>> Begin
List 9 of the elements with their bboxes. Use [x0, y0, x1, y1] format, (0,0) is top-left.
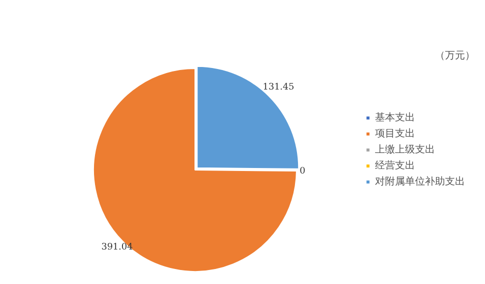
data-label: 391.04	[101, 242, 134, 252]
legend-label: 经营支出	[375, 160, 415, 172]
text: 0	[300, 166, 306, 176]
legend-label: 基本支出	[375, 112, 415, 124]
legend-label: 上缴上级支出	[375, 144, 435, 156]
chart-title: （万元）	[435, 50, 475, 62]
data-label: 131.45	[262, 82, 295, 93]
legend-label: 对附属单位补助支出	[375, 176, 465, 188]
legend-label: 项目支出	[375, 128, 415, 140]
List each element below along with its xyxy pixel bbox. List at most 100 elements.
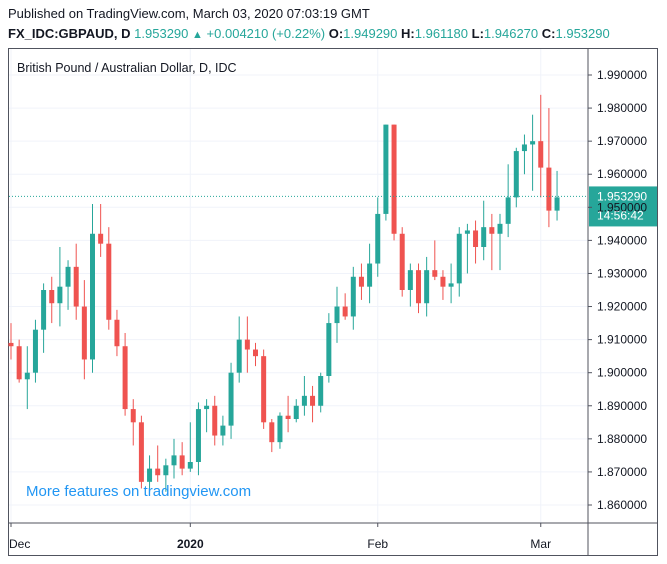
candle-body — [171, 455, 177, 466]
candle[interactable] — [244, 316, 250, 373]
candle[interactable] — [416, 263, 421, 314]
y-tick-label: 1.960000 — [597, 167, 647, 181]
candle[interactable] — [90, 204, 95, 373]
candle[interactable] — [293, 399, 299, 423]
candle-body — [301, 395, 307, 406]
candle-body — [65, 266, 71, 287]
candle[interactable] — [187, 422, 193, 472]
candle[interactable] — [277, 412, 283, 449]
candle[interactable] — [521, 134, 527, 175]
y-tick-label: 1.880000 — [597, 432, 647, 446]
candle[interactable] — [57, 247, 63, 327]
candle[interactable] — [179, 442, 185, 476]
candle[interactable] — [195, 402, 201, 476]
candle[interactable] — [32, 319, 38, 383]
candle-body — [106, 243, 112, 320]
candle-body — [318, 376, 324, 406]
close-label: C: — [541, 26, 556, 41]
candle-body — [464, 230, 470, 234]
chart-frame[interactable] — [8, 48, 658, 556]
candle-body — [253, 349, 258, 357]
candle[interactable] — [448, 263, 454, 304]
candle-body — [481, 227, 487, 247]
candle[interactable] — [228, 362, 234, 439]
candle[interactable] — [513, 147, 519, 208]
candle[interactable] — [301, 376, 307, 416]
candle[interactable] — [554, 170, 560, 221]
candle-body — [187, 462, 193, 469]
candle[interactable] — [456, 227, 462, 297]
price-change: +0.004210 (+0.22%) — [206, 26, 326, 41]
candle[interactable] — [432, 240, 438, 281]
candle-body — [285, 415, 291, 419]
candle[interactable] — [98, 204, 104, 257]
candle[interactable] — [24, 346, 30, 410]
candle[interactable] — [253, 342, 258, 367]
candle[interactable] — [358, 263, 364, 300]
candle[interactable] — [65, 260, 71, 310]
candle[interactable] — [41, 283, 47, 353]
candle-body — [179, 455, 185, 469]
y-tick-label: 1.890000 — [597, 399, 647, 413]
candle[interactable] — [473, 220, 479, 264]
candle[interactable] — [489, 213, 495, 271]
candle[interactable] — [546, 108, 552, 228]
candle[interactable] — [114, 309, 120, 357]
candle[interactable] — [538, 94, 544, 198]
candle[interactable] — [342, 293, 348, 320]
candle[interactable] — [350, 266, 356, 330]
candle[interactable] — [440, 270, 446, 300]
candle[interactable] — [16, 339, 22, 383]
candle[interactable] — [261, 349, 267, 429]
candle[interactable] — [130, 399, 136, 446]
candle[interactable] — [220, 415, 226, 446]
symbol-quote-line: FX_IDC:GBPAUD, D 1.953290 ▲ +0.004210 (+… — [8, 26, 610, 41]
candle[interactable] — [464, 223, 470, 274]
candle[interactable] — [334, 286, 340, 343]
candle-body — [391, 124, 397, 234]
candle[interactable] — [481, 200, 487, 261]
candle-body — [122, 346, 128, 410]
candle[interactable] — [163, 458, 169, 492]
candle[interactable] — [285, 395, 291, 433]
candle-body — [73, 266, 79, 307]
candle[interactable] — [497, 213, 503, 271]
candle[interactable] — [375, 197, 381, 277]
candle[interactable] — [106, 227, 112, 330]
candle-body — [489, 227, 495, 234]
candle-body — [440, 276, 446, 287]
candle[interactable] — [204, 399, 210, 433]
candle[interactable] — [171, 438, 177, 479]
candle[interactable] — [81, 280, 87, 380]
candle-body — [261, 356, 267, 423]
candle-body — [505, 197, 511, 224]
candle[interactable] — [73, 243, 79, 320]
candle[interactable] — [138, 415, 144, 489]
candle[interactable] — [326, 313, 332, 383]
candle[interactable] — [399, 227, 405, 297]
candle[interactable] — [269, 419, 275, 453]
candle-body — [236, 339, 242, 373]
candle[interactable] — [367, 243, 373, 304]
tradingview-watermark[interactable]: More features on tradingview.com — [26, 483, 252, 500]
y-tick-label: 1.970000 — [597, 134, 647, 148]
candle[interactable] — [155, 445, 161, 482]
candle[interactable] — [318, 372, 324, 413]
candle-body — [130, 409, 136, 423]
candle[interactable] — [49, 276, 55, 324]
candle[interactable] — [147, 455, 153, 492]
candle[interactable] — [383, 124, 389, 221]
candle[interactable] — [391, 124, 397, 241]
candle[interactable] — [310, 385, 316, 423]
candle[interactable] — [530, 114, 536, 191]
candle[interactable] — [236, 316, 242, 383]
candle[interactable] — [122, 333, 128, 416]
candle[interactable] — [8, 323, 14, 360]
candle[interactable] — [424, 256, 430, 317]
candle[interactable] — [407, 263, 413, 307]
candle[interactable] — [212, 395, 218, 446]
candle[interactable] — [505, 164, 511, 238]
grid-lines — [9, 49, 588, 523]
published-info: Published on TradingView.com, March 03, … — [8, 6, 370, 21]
>> End
## [TASK INSTRUCTIONS]
Write out all the rows again with every "legend-label" switched to "legend label" and nothing else changed, and leave the pictures out.

## [WRITTEN SOLUTION]
List 9 of the elements with their bboxes. Use [x0, y0, x1, y1] format, (0,0) is top-left.
data-label: 391.04	[101, 242, 134, 252]
legend label: 经营支出	[375, 160, 415, 172]
text: 0	[300, 166, 306, 176]
legend label: 基本支出	[375, 112, 415, 124]
legend label: 上缴上级支出	[375, 144, 435, 156]
chart-title: （万元）	[435, 50, 475, 62]
data-label: 131.45	[262, 82, 295, 93]
legend label: 对附属单位补助支出	[375, 176, 465, 188]
legend label: 项目支出	[375, 128, 415, 140]
List each element below along with its xyxy pixel bbox. List at most 100 elements.
candle-body — [171, 455, 177, 466]
candle[interactable] — [244, 316, 250, 373]
candle[interactable] — [416, 263, 421, 314]
y-tick-label: 1.960000 — [597, 167, 647, 181]
candle[interactable] — [90, 204, 95, 373]
candle[interactable] — [293, 399, 299, 423]
candle-body — [301, 395, 307, 406]
candle-body — [65, 266, 71, 287]
candle[interactable] — [187, 422, 193, 472]
candle[interactable] — [277, 412, 283, 449]
candle[interactable] — [521, 134, 527, 175]
y-tick-label: 1.880000 — [597, 432, 647, 446]
candle[interactable] — [57, 247, 63, 327]
candle[interactable] — [179, 442, 185, 476]
candle[interactable] — [195, 402, 201, 476]
candle[interactable] — [32, 319, 38, 383]
candle-body — [106, 243, 112, 320]
candle-body — [318, 376, 324, 406]
close-label: C: — [541, 26, 556, 41]
candle-body — [464, 230, 470, 234]
chart-frame[interactable] — [8, 48, 658, 556]
candle-body — [253, 349, 258, 357]
candle[interactable] — [448, 263, 454, 304]
candle-body — [481, 227, 487, 247]
candle[interactable] — [228, 362, 234, 439]
candle[interactable] — [513, 147, 519, 208]
candle[interactable] — [301, 376, 307, 416]
candle[interactable] — [554, 170, 560, 221]
candle-body — [187, 462, 193, 469]
candle[interactable] — [456, 227, 462, 297]
price-change: +0.004210 (+0.22%) — [206, 26, 326, 41]
candle[interactable] — [432, 240, 438, 281]
candle-body — [285, 415, 291, 419]
candle[interactable] — [98, 204, 104, 257]
candle[interactable] — [24, 346, 30, 410]
candle[interactable] — [253, 342, 258, 367]
candle[interactable] — [358, 263, 364, 300]
candle[interactable] — [65, 260, 71, 310]
candle[interactable] — [41, 283, 47, 353]
candle-body — [179, 455, 185, 469]
y-tick-label: 1.890000 — [597, 399, 647, 413]
candle[interactable] — [473, 220, 479, 264]
candle[interactable] — [489, 213, 495, 271]
candle[interactable] — [546, 108, 552, 228]
candle[interactable] — [114, 309, 120, 357]
candle[interactable] — [538, 94, 544, 198]
candle[interactable] — [342, 293, 348, 320]
candle[interactable] — [350, 266, 356, 330]
candle[interactable] — [440, 270, 446, 300]
candle[interactable] — [16, 339, 22, 383]
candle[interactable] — [261, 349, 267, 429]
candle[interactable] — [130, 399, 136, 446]
candle[interactable] — [220, 415, 226, 446]
symbol-quote-line: FX_IDC:GBPAUD, D 1.953290 ▲ +0.004210 (+… — [8, 26, 610, 41]
candle[interactable] — [464, 223, 470, 274]
candle[interactable] — [334, 286, 340, 343]
candle-body — [391, 124, 397, 234]
candle[interactable] — [481, 200, 487, 261]
candle-body — [122, 346, 128, 410]
candle[interactable] — [163, 458, 169, 492]
candle[interactable] — [285, 395, 291, 433]
candle-body — [73, 266, 79, 307]
candle[interactable] — [497, 213, 503, 271]
candle[interactable] — [375, 197, 381, 277]
candle[interactable] — [106, 227, 112, 330]
candle-body — [489, 227, 495, 234]
candle-body — [440, 276, 446, 287]
candle[interactable] — [204, 399, 210, 433]
candle[interactable] — [171, 438, 177, 479]
candle[interactable] — [81, 280, 87, 380]
candle-body — [261, 356, 267, 423]
candle-body — [505, 197, 511, 224]
candle[interactable] — [73, 243, 79, 320]
candle[interactable] — [138, 415, 144, 489]
candle[interactable] — [326, 313, 332, 383]
candle[interactable] — [399, 227, 405, 297]
candle[interactable] — [269, 419, 275, 453]
candle-body — [236, 339, 242, 373]
candle[interactable] — [367, 243, 373, 304]
tradingview-watermark[interactable]: More features on tradingview.com — [26, 483, 252, 500]
y-tick-label: 1.970000 — [597, 134, 647, 148]
candle[interactable] — [155, 445, 161, 482]
candle[interactable] — [318, 372, 324, 413]
candle-body — [130, 409, 136, 423]
candle[interactable] — [49, 276, 55, 324]
candle[interactable] — [147, 455, 153, 492]
candle[interactable] — [383, 124, 389, 221]
candle[interactable] — [391, 124, 397, 241]
candle[interactable] — [310, 385, 316, 423]
candle[interactable] — [530, 114, 536, 191]
candle[interactable] — [236, 316, 242, 383]
candle[interactable] — [122, 333, 128, 416]
candle[interactable] — [8, 323, 14, 360]
candle[interactable] — [424, 256, 430, 317]
candle[interactable] — [407, 263, 413, 307]
candle[interactable] — [212, 395, 218, 446]
candle[interactable] — [505, 164, 511, 238]
grid-lines — [9, 49, 588, 523]
published-info: Published on TradingView.com, March 03, … — [8, 6, 370, 21]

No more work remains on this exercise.